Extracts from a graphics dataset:
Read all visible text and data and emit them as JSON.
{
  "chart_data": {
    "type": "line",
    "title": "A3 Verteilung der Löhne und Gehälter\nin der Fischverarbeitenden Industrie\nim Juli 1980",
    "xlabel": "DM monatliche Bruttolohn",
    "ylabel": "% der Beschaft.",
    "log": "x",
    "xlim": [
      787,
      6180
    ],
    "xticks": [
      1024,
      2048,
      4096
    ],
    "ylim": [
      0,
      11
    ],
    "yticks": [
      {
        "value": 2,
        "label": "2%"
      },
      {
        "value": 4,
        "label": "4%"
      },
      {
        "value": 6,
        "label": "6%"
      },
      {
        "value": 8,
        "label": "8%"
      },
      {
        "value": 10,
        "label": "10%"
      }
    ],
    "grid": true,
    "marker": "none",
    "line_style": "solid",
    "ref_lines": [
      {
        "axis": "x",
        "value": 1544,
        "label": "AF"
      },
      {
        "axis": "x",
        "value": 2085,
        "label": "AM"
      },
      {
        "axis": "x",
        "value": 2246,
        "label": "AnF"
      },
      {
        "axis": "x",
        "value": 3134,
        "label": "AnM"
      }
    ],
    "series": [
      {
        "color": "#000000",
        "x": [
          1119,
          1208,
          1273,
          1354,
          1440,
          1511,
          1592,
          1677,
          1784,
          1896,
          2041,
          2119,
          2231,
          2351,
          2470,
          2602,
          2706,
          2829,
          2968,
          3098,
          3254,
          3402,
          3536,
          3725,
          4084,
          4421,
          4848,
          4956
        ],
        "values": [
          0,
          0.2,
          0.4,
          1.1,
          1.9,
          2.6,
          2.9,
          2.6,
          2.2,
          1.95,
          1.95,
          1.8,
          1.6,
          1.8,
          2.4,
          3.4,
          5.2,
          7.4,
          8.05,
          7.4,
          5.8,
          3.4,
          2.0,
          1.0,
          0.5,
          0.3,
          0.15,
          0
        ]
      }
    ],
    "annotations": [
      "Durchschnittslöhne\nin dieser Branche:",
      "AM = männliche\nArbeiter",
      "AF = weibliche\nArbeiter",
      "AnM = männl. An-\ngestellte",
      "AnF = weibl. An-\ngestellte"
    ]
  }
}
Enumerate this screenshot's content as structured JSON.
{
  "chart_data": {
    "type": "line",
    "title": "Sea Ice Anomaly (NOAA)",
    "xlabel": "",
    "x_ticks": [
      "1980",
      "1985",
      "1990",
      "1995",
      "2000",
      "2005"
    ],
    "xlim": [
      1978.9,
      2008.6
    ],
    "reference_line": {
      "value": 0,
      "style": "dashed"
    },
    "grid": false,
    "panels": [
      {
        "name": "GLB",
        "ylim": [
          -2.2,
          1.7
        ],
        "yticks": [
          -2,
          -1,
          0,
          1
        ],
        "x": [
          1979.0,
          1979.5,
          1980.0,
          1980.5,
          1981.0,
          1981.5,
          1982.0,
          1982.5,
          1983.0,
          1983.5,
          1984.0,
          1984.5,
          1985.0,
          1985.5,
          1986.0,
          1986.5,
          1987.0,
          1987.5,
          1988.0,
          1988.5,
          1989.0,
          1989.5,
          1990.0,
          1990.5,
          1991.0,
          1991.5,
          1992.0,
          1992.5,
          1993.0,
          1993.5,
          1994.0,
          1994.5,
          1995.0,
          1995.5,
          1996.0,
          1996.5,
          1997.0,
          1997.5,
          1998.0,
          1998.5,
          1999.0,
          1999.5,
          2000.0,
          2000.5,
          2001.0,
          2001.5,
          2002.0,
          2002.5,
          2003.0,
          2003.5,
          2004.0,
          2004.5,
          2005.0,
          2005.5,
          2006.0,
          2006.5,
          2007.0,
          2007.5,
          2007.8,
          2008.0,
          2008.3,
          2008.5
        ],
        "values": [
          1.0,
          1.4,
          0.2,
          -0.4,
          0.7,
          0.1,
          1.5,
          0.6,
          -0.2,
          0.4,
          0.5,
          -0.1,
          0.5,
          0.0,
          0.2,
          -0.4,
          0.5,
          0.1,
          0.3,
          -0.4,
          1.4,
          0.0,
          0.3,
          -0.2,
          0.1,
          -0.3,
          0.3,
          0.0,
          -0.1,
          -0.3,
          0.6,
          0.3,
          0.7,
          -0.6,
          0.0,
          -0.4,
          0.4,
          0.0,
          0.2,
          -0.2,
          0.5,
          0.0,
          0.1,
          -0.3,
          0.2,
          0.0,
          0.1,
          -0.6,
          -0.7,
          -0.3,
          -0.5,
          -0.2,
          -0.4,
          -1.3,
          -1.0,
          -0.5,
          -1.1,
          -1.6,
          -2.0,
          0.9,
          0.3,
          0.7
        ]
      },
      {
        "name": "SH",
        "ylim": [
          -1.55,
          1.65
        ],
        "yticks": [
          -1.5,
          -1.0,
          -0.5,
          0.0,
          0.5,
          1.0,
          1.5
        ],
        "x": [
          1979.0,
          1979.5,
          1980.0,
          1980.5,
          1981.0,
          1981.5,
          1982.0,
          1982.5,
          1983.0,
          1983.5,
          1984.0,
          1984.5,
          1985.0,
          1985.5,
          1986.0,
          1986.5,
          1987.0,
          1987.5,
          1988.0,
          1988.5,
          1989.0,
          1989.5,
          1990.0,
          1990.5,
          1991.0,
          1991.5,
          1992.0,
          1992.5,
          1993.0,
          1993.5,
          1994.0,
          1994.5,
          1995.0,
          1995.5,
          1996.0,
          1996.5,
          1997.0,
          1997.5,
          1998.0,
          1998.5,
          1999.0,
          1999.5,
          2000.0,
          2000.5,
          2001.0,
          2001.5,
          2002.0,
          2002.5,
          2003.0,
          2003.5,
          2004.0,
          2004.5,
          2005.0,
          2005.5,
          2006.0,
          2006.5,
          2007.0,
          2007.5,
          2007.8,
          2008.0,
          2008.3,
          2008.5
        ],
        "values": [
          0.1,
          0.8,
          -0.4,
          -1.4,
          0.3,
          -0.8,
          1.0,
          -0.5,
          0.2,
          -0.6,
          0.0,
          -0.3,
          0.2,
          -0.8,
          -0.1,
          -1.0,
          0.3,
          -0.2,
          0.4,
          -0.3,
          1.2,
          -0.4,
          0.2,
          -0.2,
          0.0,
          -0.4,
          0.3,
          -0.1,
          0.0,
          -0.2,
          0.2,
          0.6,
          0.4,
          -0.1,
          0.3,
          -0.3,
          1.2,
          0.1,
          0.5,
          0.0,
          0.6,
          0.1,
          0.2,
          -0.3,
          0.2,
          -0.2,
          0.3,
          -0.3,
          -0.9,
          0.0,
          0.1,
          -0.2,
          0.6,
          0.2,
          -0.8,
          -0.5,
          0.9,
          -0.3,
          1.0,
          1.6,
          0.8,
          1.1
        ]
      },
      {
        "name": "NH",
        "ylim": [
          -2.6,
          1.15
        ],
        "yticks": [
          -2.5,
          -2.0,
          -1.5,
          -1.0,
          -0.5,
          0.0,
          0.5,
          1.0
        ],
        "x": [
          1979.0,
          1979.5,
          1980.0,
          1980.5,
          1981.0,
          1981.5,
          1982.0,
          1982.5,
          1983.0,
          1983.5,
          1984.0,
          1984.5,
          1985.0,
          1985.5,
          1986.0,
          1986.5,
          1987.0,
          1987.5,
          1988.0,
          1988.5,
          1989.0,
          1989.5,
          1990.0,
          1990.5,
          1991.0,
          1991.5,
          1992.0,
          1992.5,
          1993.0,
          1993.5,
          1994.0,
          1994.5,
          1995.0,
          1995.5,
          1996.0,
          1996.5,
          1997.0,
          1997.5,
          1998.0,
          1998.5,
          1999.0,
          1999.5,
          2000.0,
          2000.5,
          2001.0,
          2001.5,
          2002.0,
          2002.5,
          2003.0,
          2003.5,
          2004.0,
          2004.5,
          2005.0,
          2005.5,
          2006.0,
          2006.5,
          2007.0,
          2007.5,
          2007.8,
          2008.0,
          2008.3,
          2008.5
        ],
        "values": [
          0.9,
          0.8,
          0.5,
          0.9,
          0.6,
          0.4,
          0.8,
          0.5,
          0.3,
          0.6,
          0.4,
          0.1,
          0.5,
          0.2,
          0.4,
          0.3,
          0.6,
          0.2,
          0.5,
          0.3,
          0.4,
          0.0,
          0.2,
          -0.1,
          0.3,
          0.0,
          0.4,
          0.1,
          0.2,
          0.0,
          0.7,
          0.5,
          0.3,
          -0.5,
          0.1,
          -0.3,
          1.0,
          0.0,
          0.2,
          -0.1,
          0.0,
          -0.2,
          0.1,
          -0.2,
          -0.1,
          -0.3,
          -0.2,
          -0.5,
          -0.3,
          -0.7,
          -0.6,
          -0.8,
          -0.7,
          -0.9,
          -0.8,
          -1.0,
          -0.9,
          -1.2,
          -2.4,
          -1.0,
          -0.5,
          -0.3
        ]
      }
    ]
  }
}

# YOUR INSTRUCTIONS
List every line in the records above that contains the word "nArbeiter".

# RESULT
      "AM = männliche\nArbeiter",
      "AF = weibliche\nArbeiter",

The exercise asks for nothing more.